Exercise brief: Starting at the beginning of the records and going through the line that contains "colorbar-swatch xyxy=(519,800,553,843)", repeat each line exactly. Leave out every line after that one.

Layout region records
....

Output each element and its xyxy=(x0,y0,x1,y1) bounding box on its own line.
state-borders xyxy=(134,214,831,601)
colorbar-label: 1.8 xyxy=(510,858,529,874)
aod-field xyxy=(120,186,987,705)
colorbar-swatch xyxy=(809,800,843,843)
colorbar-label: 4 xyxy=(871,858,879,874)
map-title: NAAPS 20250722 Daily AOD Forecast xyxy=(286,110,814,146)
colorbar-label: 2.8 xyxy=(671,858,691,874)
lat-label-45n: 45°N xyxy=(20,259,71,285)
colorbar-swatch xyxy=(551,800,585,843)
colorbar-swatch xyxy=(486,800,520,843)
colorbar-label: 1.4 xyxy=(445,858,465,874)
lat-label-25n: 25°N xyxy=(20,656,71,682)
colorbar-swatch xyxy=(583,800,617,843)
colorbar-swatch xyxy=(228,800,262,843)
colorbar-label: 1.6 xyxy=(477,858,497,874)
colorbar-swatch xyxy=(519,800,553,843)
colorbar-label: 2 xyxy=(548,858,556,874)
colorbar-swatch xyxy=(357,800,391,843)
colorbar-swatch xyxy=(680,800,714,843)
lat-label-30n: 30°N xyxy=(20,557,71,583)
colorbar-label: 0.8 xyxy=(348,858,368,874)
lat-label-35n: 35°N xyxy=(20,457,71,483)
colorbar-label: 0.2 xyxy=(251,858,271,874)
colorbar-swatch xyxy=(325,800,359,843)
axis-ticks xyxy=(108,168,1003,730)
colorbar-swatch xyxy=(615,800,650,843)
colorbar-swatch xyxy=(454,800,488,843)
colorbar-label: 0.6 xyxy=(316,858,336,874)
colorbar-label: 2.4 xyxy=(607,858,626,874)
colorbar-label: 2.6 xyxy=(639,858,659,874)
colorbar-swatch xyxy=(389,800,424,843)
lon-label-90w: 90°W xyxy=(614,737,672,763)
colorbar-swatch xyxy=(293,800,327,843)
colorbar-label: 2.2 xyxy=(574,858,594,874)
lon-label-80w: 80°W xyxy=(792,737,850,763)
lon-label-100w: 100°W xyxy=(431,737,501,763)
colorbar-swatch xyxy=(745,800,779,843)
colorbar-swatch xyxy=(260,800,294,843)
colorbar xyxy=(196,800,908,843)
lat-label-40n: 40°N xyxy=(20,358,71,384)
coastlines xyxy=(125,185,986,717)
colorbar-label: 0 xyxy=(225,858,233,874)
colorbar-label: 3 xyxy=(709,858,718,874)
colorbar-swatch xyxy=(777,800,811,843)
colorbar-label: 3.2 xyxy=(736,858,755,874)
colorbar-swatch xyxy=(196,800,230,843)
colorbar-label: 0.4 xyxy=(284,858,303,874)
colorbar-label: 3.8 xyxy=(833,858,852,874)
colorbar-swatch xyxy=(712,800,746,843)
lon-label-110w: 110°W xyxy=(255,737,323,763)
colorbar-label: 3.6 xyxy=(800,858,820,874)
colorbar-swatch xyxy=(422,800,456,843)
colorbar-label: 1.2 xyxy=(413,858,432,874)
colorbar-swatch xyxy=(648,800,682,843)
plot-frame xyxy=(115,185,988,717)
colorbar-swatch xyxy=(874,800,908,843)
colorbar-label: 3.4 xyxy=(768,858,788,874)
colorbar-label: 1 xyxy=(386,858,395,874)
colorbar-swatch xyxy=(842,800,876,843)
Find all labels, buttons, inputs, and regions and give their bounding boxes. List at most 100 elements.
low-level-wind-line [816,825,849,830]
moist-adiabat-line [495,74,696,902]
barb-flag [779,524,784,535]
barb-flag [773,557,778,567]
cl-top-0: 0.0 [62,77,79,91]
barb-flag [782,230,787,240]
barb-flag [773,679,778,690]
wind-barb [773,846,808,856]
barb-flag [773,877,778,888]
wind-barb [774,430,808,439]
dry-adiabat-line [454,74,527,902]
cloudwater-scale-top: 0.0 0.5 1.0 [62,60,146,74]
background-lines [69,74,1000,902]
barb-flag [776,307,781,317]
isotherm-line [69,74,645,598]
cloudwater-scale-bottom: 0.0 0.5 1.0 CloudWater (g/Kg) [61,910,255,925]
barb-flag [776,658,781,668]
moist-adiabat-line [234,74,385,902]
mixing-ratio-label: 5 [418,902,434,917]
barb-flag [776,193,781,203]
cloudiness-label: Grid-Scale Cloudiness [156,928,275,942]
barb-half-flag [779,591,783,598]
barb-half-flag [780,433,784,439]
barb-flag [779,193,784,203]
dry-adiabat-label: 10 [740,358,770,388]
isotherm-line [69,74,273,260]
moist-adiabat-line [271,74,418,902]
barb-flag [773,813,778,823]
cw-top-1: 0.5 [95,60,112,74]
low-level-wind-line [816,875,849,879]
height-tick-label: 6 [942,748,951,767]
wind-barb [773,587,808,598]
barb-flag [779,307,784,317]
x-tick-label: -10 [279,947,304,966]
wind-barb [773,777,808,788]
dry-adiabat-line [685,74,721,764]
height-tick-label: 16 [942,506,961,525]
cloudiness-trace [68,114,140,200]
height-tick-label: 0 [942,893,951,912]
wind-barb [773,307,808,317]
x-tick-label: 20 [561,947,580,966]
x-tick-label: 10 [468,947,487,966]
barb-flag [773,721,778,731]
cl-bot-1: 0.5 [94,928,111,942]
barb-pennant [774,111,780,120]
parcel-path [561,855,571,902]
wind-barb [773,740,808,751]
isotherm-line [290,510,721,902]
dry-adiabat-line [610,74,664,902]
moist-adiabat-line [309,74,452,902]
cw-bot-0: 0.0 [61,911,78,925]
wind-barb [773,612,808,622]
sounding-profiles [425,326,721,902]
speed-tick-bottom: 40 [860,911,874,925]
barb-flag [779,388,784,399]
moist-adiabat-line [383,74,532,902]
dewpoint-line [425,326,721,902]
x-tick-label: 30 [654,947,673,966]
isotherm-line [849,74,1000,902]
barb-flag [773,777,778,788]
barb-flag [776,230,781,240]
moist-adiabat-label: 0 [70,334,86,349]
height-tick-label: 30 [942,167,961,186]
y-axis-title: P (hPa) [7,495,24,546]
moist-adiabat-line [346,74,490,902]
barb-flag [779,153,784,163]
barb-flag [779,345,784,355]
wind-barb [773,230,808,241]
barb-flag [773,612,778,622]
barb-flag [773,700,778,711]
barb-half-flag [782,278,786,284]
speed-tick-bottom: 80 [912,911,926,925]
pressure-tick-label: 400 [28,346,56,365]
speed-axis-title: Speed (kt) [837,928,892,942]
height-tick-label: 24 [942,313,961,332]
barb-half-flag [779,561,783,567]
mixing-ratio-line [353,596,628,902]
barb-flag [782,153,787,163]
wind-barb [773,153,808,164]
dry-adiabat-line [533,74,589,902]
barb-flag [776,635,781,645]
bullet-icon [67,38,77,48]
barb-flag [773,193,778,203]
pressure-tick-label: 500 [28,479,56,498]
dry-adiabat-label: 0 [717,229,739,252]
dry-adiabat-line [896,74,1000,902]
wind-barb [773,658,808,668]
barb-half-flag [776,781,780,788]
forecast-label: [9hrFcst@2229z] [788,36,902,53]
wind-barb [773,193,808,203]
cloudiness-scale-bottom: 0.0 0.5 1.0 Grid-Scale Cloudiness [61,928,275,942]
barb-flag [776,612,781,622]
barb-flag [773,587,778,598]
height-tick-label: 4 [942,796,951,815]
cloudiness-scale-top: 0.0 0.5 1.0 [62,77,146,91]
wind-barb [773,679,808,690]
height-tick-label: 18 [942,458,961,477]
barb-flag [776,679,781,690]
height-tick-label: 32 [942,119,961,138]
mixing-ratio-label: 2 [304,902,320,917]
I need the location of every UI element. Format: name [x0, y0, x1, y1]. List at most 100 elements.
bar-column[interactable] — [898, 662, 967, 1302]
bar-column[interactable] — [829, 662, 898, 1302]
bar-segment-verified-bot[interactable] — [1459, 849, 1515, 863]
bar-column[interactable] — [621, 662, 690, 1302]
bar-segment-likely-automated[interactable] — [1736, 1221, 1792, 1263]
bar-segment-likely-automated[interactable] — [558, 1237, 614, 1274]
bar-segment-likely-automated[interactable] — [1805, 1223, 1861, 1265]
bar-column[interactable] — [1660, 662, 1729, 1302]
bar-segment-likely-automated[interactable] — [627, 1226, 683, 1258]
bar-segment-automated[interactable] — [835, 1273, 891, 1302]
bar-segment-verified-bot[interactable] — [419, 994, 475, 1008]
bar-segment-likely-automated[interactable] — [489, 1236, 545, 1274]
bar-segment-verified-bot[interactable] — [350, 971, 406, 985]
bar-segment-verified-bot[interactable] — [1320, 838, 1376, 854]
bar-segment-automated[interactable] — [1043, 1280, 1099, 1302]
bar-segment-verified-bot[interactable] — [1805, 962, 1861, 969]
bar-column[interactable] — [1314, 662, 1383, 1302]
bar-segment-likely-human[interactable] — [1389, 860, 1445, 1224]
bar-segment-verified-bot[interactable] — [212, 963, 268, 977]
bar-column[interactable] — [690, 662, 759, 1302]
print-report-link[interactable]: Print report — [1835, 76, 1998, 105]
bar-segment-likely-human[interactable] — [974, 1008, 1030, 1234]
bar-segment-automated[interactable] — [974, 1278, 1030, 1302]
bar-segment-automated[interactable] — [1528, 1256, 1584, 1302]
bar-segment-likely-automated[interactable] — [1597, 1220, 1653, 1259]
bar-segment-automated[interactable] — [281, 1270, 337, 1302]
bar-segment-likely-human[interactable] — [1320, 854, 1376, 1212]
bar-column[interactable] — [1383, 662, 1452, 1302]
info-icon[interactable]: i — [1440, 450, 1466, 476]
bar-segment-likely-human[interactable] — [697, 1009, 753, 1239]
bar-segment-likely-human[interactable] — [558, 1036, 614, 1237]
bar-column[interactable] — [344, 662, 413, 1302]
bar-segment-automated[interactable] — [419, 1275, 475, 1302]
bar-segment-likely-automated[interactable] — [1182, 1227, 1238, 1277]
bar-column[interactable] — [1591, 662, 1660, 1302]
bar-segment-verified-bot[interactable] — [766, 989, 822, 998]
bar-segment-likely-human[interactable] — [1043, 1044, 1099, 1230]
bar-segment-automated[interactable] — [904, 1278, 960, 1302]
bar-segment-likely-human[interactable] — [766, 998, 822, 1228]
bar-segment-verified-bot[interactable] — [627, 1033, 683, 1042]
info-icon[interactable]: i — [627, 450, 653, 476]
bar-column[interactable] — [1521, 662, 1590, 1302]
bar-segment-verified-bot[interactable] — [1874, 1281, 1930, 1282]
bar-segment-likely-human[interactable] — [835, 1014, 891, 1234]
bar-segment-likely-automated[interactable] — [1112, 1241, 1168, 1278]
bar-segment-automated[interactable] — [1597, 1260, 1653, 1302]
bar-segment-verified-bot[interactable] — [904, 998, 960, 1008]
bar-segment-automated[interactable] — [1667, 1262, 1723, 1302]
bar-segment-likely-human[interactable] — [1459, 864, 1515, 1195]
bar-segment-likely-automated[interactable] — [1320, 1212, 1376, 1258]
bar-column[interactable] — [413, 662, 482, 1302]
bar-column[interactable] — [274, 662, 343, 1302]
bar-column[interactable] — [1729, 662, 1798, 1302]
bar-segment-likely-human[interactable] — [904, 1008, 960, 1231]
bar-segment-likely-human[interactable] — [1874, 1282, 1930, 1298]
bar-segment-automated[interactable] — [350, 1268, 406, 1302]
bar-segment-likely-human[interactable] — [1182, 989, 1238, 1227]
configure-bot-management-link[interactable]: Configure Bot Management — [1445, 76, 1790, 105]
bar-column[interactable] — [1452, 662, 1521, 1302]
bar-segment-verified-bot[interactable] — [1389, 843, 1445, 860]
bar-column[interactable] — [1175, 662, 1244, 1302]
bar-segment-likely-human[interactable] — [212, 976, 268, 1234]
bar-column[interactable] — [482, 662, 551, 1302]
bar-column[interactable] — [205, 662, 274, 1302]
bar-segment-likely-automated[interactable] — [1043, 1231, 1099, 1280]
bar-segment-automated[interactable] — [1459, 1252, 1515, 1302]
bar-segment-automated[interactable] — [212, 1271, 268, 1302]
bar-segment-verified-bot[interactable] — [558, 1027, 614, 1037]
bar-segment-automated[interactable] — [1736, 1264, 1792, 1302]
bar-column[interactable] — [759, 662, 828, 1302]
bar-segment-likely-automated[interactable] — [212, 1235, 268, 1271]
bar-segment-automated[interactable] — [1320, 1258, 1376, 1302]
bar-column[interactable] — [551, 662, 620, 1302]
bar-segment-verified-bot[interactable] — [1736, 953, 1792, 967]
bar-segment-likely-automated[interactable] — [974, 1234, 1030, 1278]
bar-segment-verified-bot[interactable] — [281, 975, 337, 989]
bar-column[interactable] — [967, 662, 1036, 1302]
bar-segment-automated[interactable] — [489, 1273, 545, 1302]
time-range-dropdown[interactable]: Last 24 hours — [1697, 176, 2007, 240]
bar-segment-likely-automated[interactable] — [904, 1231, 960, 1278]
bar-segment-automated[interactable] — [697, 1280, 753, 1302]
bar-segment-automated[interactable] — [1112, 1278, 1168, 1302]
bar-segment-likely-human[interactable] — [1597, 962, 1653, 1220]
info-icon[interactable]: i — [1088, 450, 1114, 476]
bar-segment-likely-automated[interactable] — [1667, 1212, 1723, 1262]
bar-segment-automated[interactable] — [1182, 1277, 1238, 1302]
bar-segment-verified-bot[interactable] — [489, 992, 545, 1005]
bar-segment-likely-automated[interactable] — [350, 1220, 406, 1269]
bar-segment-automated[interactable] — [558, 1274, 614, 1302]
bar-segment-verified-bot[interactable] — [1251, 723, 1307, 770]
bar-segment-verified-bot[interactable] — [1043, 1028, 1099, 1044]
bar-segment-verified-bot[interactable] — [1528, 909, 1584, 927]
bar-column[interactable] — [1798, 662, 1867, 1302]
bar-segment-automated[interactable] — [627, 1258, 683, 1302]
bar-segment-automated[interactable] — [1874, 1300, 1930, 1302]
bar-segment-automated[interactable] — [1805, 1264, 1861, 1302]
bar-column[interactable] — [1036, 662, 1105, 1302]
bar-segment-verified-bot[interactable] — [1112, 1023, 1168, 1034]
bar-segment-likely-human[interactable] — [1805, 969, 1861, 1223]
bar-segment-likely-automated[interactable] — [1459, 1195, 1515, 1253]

....

Solution for this exercise:
Output each element and its xyxy=(x0,y0,x1,y1) bounding box on its own line.
state-borders xyxy=(134,214,831,601)
colorbar-label: 1.8 xyxy=(510,858,529,874)
aod-field xyxy=(120,186,987,705)
colorbar-swatch xyxy=(809,800,843,843)
colorbar-label: 4 xyxy=(871,858,879,874)
map-title: NAAPS 20250722 Daily AOD Forecast xyxy=(286,110,814,146)
colorbar-label: 2.8 xyxy=(671,858,691,874)
lat-label-45n: 45°N xyxy=(20,259,71,285)
colorbar-swatch xyxy=(551,800,585,843)
colorbar-swatch xyxy=(486,800,520,843)
colorbar-label: 1.4 xyxy=(445,858,465,874)
lat-label-25n: 25°N xyxy=(20,656,71,682)
colorbar-swatch xyxy=(583,800,617,843)
colorbar-swatch xyxy=(228,800,262,843)
colorbar-label: 1.6 xyxy=(477,858,497,874)
colorbar-swatch xyxy=(519,800,553,843)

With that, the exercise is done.